>> begin

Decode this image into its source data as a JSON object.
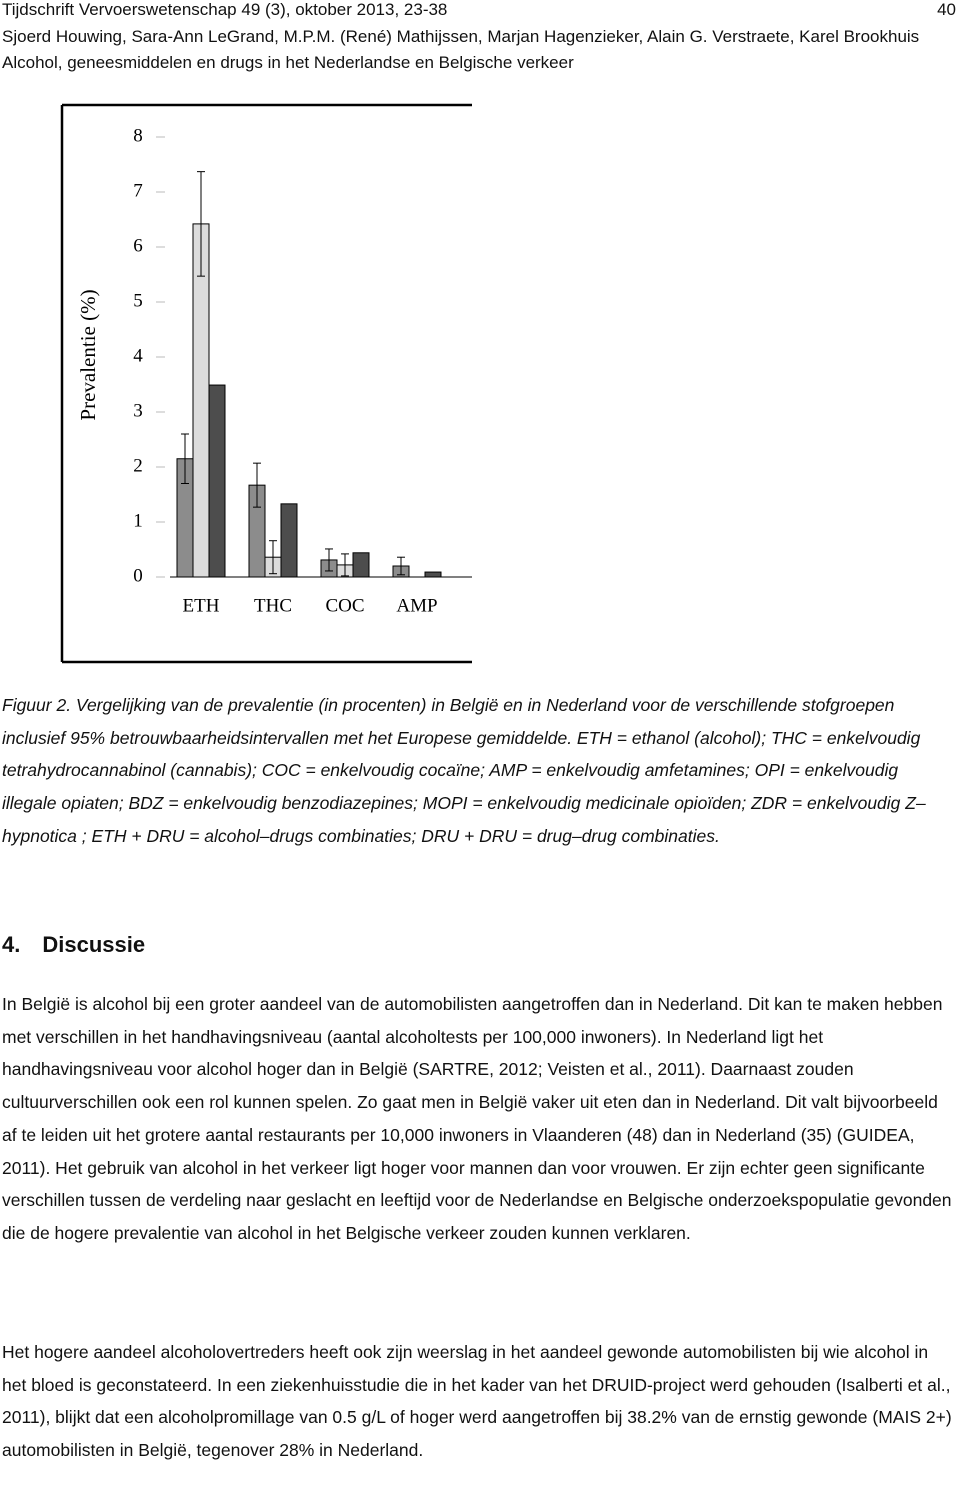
{
  "header": {
    "lines": [
      "Tijdschrift Vervoerswetenschap 49 (3), oktober 2013, 23-38",
      "Sjoerd Houwing, Sara-Ann LeGrand, M.P.M. (René) Mathijssen, Marjan Hagenzieker, Alain G. Verstraete, Karel Brookhuis",
      "Alcohol, geneesmiddelen en drugs in het Nederlandse en Belgische verkeer"
    ],
    "page_number": "40"
  },
  "chart_data": {
    "type": "bar",
    "y_label": "Prevalentie (%)",
    "categories": [
      "ETH",
      "THC",
      "COC",
      "AMP"
    ],
    "series": [
      {
        "color": "#8c8c8c",
        "values": [
          2.15,
          1.67,
          0.31,
          0.2
        ],
        "errors": [
          0.45,
          0.4,
          0.2,
          0.16
        ]
      },
      {
        "color": "#dcdcdc",
        "values": [
          6.42,
          0.36,
          0.22,
          0
        ],
        "errors": [
          0.95,
          0.3,
          0.2,
          null
        ]
      },
      {
        "color": "#4d4d4d",
        "values": [
          3.49,
          1.33,
          0.44,
          0.09
        ]
      }
    ],
    "ylim": [
      0,
      8
    ],
    "yticks": [
      0,
      1,
      2,
      3,
      4,
      5,
      6,
      7,
      8
    ]
  },
  "caption": "Figuur 2. Vergelijking van de prevalentie (in procenten) in België en in Nederland voor de verschillende stofgroepen inclusief 95% betrouwbaarheidsintervallen met het Europese gemiddelde. ETH = ethanol (alcohol); THC = enkelvoudig tetrahydrocannabinol (cannabis); COC = enkelvoudig cocaïne; AMP = enkelvoudig amfetamines; OPI = enkelvoudig illegale opiaten; BDZ = enkelvoudig benzodiazepines; MOPI = enkelvoudig medicinale opioïden; ZDR = enkelvoudig Z–hypnotica ; ETH + DRU = alcohol–drugs combinaties; DRU + DRU = drug–drug combinaties.",
  "section": {
    "heading": "4. Discussie",
    "paragraphs": [
      "In België is alcohol bij een groter aandeel van de automobilisten aangetroffen dan in Nederland. Dit kan te maken hebben met verschillen in het handhavingsniveau (aantal alcoholtests per 100,000 inwoners). In Nederland ligt het handhavingsniveau voor alcohol hoger dan  in België (SARTRE, 2012; Veisten et al., 2011). Daarnaast zouden cultuurverschillen ook een rol kunnen spelen. Zo gaat men in België vaker uit eten dan in Nederland. Dit valt bijvoorbeeld af te leiden uit het grotere aantal restaurants per 10,000 inwoners in Vlaanderen (48) dan in Nederland (35) (GUIDEA, 2011). Het gebruik van alcohol in het verkeer ligt hoger voor mannen dan voor vrouwen. Er zijn echter geen significante verschillen tussen de verdeling naar geslacht en leeftijd voor de Nederlandse en Belgische onderzoekspopulatie gevonden die de hogere prevalentie van alcohol in het Belgische verkeer zouden kunnen verklaren.",
      "Het hogere aandeel alcoholovertreders heeft ook zijn weerslag in het aandeel gewonde automobilisten bij wie alcohol in het bloed is geconstateerd. In een ziekenhuisstudie die in het kader van het DRUID-project werd gehouden (Isalberti et al., 2011), blijkt dat een alcoholpromillage van 0.5 g/L of hoger werd aangetroffen bij 38.2% van de ernstig gewonde (MAIS 2+) automobilisten in België, tegenover 28% in Nederland."
    ]
  }
}
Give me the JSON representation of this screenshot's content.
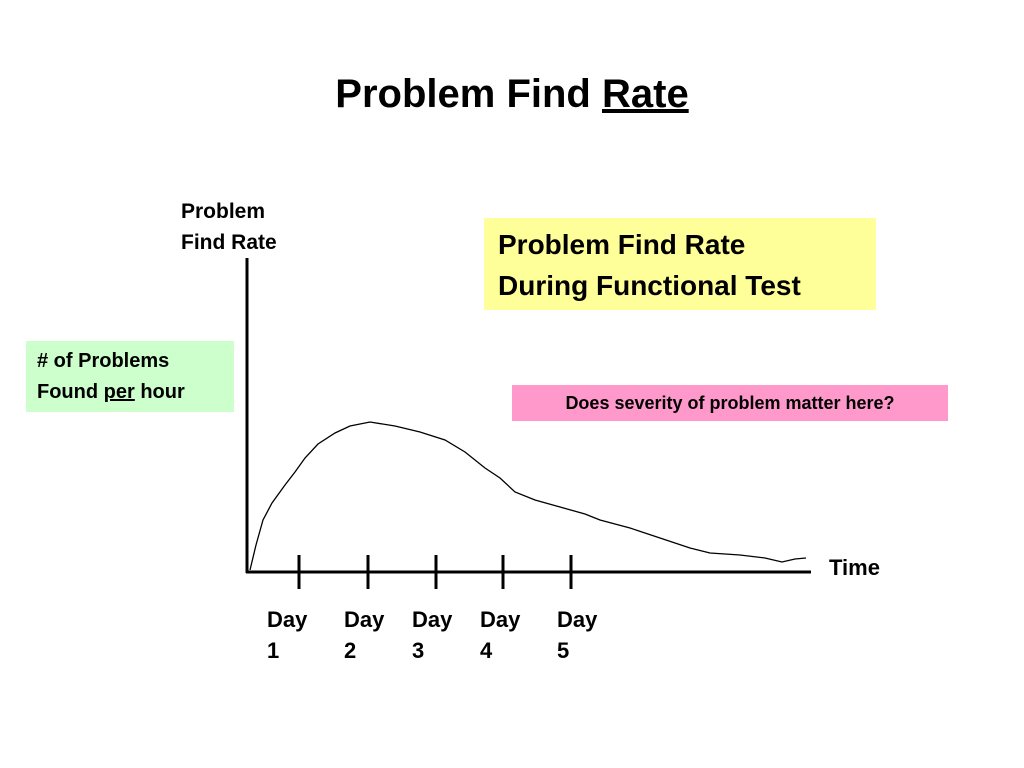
{
  "title": {
    "plain": "Problem Find",
    "underlined": "Rate"
  },
  "y_axis_label": [
    "Problem",
    "Find Rate"
  ],
  "x_axis_label": "Time",
  "callout_yellow": [
    "Problem Find Rate",
    "During Functional Test"
  ],
  "callout_green": {
    "line1": "# of Problems",
    "line2": [
      "Found",
      "per",
      "hour"
    ]
  },
  "callout_pink": "Does severity of problem matter here?",
  "ticks": [
    {
      "word": "Day",
      "number": "1"
    },
    {
      "word": "Day",
      "number": "2"
    },
    {
      "word": "Day",
      "number": "3"
    },
    {
      "word": "Day",
      "number": "4"
    },
    {
      "word": "Day",
      "number": "5"
    }
  ]
}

>> end

Instruction
Copy every entry word for word, but omit the pictures.

Expected answer
Decode this image into its source data as a JSON object.
{
  "header": {
    "lines": [
      "Tijdschrift Vervoerswetenschap 49 (3), oktober 2013, 23-38",
      "Sjoerd Houwing, Sara-Ann LeGrand, M.P.M. (René) Mathijssen, Marjan Hagenzieker, Alain G. Verstraete, Karel Brookhuis",
      "Alcohol, geneesmiddelen en drugs in het Nederlandse en Belgische verkeer"
    ],
    "page_number": "40"
  },
  "chart_data": {
    "type": "bar",
    "y_label": "Prevalentie (%)",
    "categories": [
      "ETH",
      "THC",
      "COC",
      "AMP"
    ],
    "series": [
      {
        "color": "#8c8c8c",
        "values": [
          2.15,
          1.67,
          0.31,
          0.2
        ],
        "errors": [
          0.45,
          0.4,
          0.2,
          0.16
        ]
      },
      {
        "color": "#dcdcdc",
        "values": [
          6.42,
          0.36,
          0.22,
          0
        ],
        "errors": [
          0.95,
          0.3,
          0.2,
          null
        ]
      },
      {
        "color": "#4d4d4d",
        "values": [
          3.49,
          1.33,
          0.44,
          0.09
        ]
      }
    ],
    "ylim": [
      0,
      8
    ],
    "yticks": [
      0,
      1,
      2,
      3,
      4,
      5,
      6,
      7,
      8
    ]
  },
  "caption": "Figuur 2. Vergelijking van de prevalentie (in procenten) in België en in Nederland voor de verschillende stofgroepen inclusief 95% betrouwbaarheidsintervallen met het Europese gemiddelde. ETH = ethanol (alcohol); THC = enkelvoudig tetrahydrocannabinol (cannabis); COC = enkelvoudig cocaïne; AMP = enkelvoudig amfetamines; OPI = enkelvoudig illegale opiaten; BDZ = enkelvoudig benzodiazepines; MOPI = enkelvoudig medicinale opioïden; ZDR = enkelvoudig Z–hypnotica ; ETH + DRU = alcohol–drugs combinaties; DRU + DRU = drug–drug combinaties.",
  "section": {
    "heading": "4. Discussie",
    "paragraphs": [
      "In België is alcohol bij een groter aandeel van de automobilisten aangetroffen dan in Nederland. Dit kan te maken hebben met verschillen in het handhavingsniveau (aantal alcoholtests per 100,000 inwoners). In Nederland ligt het handhavingsniveau voor alcohol hoger dan  in België (SARTRE, 2012; Veisten et al., 2011). Daarnaast zouden cultuurverschillen ook een rol kunnen spelen. Zo gaat men in België vaker uit eten dan in Nederland. Dit valt bijvoorbeeld af te leiden uit het grotere aantal restaurants per 10,000 inwoners in Vlaanderen (48) dan in Nederland (35) (GUIDEA, 2011). Het gebruik van alcohol in het verkeer ligt hoger voor mannen dan voor vrouwen. Er zijn echter geen significante verschillen tussen de verdeling naar geslacht en leeftijd voor de Nederlandse en Belgische onderzoekspopulatie gevonden die de hogere prevalentie van alcohol in het Belgische verkeer zouden kunnen verklaren.",
      "Het hogere aandeel alcoholovertreders heeft ook zijn weerslag in het aandeel gewonde automobilisten bij wie alcohol in het bloed is geconstateerd. In een ziekenhuisstudie die in het kader van het DRUID-project werd gehouden (Isalberti et al., 2011), blijkt dat een alcoholpromillage van 0.5 g/L of hoger werd aangetroffen bij 38.2% van de ernstig gewonde (MAIS 2+) automobilisten in België, tegenover 28% in Nederland."
    ]
  }
}
Give me the JSON representation of this screenshot's content.
{
  "title": {
    "plain": "Problem Find",
    "underlined": "Rate"
  },
  "y_axis_label": [
    "Problem",
    "Find Rate"
  ],
  "x_axis_label": "Time",
  "callout_yellow": [
    "Problem Find Rate",
    "During Functional Test"
  ],
  "callout_green": {
    "line1": "# of Problems",
    "line2": [
      "Found",
      "per",
      "hour"
    ]
  },
  "callout_pink": "Does severity of problem matter here?",
  "ticks": [
    {
      "word": "Day",
      "number": "1"
    },
    {
      "word": "Day",
      "number": "2"
    },
    {
      "word": "Day",
      "number": "3"
    },
    {
      "word": "Day",
      "number": "4"
    },
    {
      "word": "Day",
      "number": "5"
    }
  ]
}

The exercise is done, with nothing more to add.